Exercise description>
Wherever the word "addition" appears in a line, copy that line.

Excerpted records>
>> BEGIN
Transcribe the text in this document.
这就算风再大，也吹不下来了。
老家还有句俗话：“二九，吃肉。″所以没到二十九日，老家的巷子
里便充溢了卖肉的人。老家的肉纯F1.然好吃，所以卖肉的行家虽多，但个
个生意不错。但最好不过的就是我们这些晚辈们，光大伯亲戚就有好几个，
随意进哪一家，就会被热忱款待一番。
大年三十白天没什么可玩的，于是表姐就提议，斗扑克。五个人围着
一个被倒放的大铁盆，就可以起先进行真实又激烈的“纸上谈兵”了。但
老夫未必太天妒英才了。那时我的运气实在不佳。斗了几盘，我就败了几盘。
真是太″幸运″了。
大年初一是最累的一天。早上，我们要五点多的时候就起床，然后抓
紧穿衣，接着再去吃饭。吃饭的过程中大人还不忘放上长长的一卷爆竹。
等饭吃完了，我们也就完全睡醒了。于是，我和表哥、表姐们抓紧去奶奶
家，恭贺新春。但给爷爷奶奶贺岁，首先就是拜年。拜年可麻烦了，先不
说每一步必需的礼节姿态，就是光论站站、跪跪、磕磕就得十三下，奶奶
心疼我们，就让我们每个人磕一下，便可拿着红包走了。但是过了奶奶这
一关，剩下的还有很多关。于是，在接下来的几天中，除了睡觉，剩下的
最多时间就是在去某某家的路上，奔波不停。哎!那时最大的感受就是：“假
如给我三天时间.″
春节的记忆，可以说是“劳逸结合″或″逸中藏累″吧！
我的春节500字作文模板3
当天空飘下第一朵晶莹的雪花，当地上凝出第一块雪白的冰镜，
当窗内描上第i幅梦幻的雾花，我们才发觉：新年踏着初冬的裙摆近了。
>> END
>> BEGIN
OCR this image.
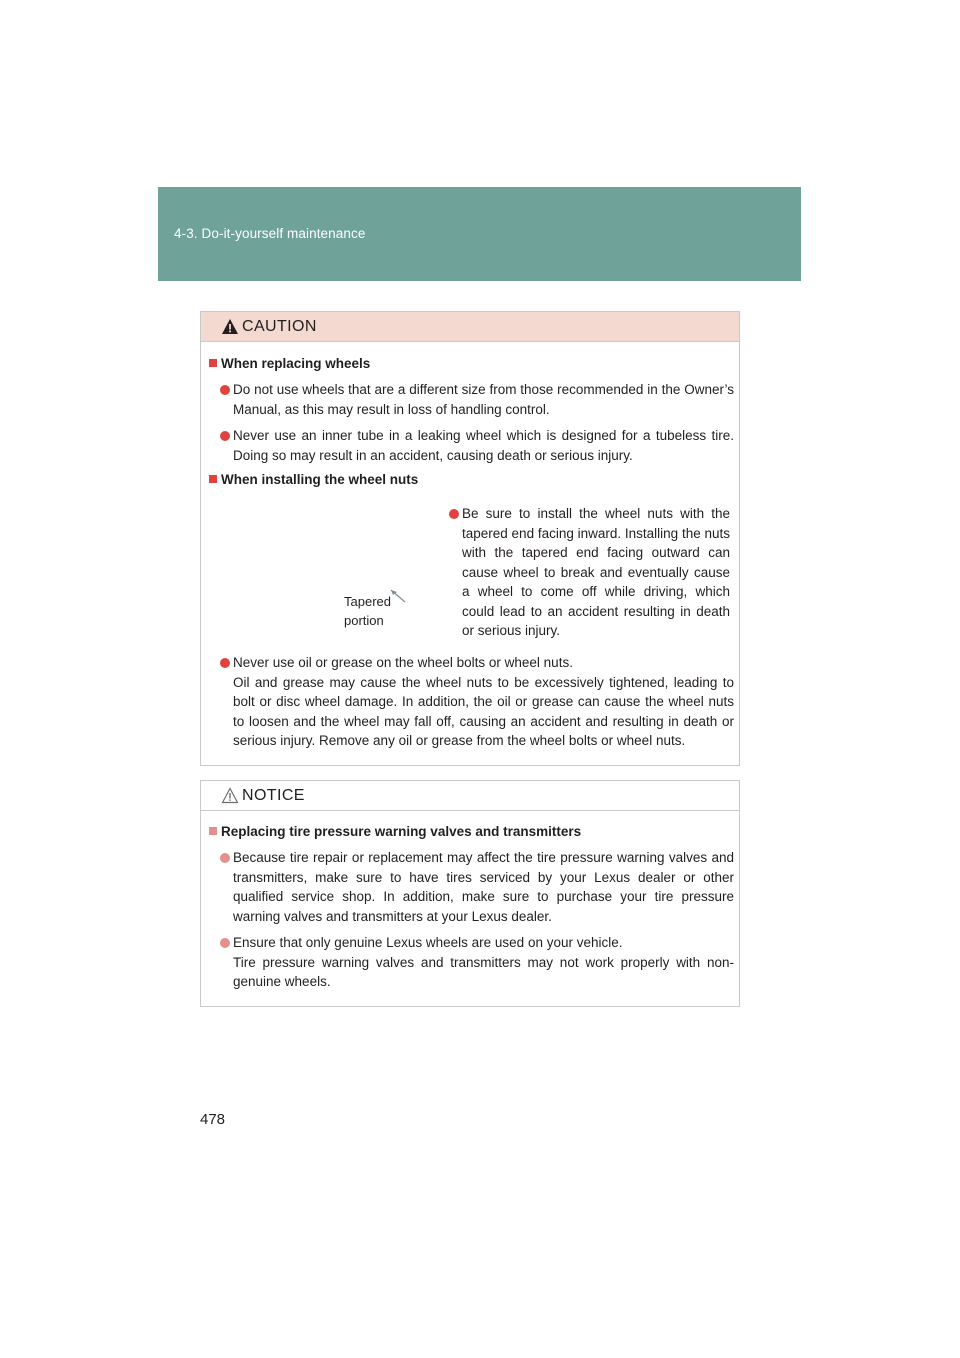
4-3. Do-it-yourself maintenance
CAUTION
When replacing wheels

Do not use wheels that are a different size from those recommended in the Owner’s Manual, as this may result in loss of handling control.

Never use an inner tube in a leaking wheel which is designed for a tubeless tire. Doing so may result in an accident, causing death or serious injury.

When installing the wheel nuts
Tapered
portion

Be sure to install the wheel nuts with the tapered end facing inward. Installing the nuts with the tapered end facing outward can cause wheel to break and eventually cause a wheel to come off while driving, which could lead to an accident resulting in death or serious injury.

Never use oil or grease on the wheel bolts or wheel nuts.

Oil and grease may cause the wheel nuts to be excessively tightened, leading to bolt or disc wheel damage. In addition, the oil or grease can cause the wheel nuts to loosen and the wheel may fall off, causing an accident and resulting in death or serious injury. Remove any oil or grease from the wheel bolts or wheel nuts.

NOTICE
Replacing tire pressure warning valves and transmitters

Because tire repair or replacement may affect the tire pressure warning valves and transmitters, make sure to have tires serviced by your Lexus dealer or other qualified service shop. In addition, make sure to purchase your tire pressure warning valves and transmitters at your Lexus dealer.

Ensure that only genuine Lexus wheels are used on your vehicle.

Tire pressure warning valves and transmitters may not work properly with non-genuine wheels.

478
>> END
Result of the task>
Oil and grease may cause the wheel nuts to be excessively tightened, leading to bolt or disc wheel damage. In addition, the oil or grease can cause the wheel nuts to loosen and the wheel may fall off, causing an accident and resulting in death or serious injury. Remove any oil or grease from the wheel bolts or wheel nuts.
Because tire repair or replacement may affect the tire pressure warning valves and transmitters, make sure to have tires serviced by your Lexus dealer or other qualified service shop. In addition, make sure to purchase your tire pressure warning valves and transmitters at your Lexus dealer.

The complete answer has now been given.